We can fix the first problem by setting Nagios to only check every 30 minutes.  That's not a problem. However, the second problem is harder to solve. Having to step in whenever there is a problem is fine (if inconvenient) during office hours, but what happens if the definition for a nasty new virus is released on Friday night, and freshclam is having a nutty? The client is unprotected for the weekend. What happens if there is also a problem with email, so we don't receive the notifications? We could end up with an unprotected network, perhaps even without ever knowing that this is the case.

The Solution

What we need is a way of updating the virus definitions as soon as we know that there are new ones, without needing to rely on freshclam to be working 100%. Nagios tells us when there are new definitions, so it would be really helpful if Nagios could do something to fix the problem.

The Nagios developers, in their wisdom, foresaw this exact use case, and included Event Handlers within the Nagios system.  These are commands, defined exactly as you would a normal command, that you can set to be called when the state of a host or service check changes. So our 'freshen_clamav' command definition looks something like:

define command {
        command_name    freshen_clamav
        command_line    sudo /root/nagios-plugins/update_clamav $SERVICESTATE$
}

There are a couple of interesting things here.  Firstly, the $SERVICESTATE$ variable contains the state of the service that has changed (i.e. 'OK', 'WARNING', 'CRITICAL' or 'UNKNOWN').  Secondly, we are using 'sudo'.  The commands that we use to manipulate the ClamAV definitions (in /root/nagios-plugins/update_clamav) require root permissions and include 'rm'. Granting passwordless sudo access to 'rm' isn't a good idea, so granting it for this script is more secure.  Obviously this means that access to edit the script needs to be carefully limited.  For reference, the relevant line in the sudo configuration is:

nagios  ALL= NOPASSWD: /root/nagios-plugins/update_clamav

We use the above command definition in a service definition as follows:

define service {
        use                             generic-service
        host_name                       localhost
        service_description             ClamAV database freshness
        check_command                   check_clamav_freshness
        event_handler                   freshen_clamav
}


The check_clamav_freshness command uses the check_clamav plugin.  The important line here is, of course, the event_handler line.  This is all that's needed to start using /root/nagios-plugins/update_clamav whenever the state of the service changes.

→ **DATA EXTRACT**
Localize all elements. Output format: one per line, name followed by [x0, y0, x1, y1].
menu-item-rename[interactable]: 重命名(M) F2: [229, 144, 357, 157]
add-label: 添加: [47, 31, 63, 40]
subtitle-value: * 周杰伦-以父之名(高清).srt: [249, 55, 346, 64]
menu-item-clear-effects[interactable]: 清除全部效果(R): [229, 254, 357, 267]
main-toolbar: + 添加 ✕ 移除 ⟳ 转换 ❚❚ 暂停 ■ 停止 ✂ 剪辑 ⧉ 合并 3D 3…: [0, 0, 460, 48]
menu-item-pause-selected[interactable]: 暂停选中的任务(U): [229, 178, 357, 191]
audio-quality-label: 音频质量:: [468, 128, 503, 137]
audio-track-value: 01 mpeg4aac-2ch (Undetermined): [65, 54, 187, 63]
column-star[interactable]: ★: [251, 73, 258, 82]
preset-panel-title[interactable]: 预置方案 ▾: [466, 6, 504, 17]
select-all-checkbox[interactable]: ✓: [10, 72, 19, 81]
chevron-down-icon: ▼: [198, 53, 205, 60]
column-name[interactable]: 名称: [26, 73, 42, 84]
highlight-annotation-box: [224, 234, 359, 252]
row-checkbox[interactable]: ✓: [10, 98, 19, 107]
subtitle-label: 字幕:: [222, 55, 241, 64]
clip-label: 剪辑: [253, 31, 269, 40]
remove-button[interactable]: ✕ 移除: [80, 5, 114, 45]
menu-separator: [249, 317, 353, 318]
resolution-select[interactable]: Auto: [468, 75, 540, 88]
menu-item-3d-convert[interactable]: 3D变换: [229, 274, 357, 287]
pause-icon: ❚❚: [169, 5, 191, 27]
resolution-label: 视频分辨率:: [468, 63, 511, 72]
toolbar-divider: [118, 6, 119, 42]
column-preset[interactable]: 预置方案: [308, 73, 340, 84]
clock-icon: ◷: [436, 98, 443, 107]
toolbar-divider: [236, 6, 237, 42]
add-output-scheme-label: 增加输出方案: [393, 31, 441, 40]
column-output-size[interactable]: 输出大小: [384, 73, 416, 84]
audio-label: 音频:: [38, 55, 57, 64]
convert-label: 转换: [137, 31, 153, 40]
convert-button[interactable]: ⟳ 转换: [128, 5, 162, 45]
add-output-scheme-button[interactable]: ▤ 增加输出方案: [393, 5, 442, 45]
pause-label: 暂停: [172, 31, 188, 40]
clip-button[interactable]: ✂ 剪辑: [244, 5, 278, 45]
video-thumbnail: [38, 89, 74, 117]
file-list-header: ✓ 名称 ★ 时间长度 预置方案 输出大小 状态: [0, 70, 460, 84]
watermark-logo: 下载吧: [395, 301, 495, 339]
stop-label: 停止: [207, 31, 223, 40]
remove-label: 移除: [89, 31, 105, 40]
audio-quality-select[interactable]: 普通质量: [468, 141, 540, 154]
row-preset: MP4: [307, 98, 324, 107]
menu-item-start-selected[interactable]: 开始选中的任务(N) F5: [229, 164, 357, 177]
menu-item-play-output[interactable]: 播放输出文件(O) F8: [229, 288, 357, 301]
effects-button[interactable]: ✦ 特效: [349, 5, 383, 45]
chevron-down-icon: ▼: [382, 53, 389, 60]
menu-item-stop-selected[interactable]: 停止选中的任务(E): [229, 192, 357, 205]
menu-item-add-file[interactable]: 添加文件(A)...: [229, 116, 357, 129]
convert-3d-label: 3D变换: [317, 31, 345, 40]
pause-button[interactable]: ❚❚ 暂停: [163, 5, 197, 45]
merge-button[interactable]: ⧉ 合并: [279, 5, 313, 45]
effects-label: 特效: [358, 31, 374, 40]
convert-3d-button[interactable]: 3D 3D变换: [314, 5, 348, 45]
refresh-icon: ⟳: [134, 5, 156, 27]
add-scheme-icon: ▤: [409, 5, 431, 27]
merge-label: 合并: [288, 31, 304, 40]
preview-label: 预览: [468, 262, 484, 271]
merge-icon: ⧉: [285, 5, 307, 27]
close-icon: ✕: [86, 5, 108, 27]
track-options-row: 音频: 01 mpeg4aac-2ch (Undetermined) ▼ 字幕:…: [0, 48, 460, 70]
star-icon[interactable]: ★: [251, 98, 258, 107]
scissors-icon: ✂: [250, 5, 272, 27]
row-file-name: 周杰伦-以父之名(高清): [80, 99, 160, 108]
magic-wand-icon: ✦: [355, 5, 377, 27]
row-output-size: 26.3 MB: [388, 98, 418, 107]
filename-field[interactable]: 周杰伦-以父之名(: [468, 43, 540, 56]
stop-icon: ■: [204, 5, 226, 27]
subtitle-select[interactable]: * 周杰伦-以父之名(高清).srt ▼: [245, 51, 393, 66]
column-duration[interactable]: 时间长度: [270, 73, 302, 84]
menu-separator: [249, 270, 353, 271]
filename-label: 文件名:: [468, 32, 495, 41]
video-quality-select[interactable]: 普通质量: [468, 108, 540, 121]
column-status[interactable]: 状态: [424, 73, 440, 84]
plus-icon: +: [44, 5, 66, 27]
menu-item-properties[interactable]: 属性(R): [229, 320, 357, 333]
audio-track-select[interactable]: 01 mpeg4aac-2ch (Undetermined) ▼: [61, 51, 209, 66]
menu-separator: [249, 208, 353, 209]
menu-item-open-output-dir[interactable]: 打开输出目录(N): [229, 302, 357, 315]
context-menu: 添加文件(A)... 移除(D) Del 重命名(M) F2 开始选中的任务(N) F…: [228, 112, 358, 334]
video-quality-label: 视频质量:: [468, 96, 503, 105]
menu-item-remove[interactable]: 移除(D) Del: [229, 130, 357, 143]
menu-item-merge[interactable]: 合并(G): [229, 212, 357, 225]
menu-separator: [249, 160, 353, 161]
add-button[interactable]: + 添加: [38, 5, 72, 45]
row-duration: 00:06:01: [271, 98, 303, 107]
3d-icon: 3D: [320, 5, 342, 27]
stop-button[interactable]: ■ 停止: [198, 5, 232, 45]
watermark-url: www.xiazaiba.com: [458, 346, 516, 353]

→ **PROBLEM SET**
**A)** In the text on Nagios event handlers, how often should Nagios be set to check in order to fix the first problem?
**B)** List every directive name that the text on Nagios event handlers sets inside its service definition.

→ **RESULTS OF THE EXERCISE**
**A)** Every 30 minutes.

**B)** use, host_name, service_description, check_command, event_handler